The task:
Out of the lines below, please list those that hold the string "America".

(Records)

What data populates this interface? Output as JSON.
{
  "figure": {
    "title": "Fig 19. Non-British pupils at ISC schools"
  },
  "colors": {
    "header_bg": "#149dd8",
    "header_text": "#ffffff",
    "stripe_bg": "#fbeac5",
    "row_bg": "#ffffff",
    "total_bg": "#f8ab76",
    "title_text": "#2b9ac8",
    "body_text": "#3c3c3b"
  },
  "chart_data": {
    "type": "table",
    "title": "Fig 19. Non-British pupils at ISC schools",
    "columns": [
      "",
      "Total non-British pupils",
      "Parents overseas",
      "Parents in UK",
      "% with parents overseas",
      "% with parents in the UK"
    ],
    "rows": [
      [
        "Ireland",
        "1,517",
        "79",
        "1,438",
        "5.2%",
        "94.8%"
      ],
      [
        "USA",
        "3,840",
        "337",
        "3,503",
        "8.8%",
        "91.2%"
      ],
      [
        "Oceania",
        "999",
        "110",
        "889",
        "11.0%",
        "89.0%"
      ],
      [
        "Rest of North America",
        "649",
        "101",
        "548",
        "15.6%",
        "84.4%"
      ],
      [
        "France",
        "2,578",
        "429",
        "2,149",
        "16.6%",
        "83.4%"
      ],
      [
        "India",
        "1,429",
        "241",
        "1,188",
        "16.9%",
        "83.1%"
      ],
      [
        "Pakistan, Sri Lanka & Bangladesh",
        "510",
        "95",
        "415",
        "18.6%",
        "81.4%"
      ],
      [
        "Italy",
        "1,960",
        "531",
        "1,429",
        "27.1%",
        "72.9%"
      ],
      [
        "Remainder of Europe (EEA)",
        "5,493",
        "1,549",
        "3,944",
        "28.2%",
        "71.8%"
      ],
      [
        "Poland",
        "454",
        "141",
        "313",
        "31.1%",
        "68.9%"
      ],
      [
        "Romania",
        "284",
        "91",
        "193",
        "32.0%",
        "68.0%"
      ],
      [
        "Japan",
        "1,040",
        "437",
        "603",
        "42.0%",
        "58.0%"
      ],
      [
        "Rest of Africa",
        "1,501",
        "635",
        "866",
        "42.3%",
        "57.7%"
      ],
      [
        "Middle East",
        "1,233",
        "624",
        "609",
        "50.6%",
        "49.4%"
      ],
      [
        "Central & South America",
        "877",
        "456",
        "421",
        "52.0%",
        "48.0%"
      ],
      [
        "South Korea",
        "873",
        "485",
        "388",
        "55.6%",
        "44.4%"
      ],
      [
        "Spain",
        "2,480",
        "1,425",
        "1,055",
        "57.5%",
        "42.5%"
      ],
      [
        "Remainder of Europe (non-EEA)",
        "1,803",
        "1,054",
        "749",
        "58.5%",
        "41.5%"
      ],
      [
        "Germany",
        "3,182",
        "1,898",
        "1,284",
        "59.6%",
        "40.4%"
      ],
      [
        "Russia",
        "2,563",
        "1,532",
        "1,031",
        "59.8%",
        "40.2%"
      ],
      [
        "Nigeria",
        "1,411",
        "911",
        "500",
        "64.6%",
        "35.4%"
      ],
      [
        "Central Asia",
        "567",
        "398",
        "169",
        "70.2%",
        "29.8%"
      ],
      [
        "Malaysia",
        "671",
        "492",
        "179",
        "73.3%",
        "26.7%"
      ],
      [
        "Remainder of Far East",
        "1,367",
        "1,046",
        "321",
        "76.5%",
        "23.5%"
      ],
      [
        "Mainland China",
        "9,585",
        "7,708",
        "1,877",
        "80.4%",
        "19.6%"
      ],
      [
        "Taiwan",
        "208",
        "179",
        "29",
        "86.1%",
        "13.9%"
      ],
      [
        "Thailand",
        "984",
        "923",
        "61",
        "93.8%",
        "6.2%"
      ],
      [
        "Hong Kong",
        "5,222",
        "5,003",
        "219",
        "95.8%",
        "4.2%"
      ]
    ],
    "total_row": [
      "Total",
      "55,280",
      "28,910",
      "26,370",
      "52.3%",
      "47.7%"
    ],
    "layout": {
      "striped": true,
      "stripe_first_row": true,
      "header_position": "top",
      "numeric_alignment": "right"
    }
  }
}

Exercise solution:
        "Rest of North America",
        "Central & South America",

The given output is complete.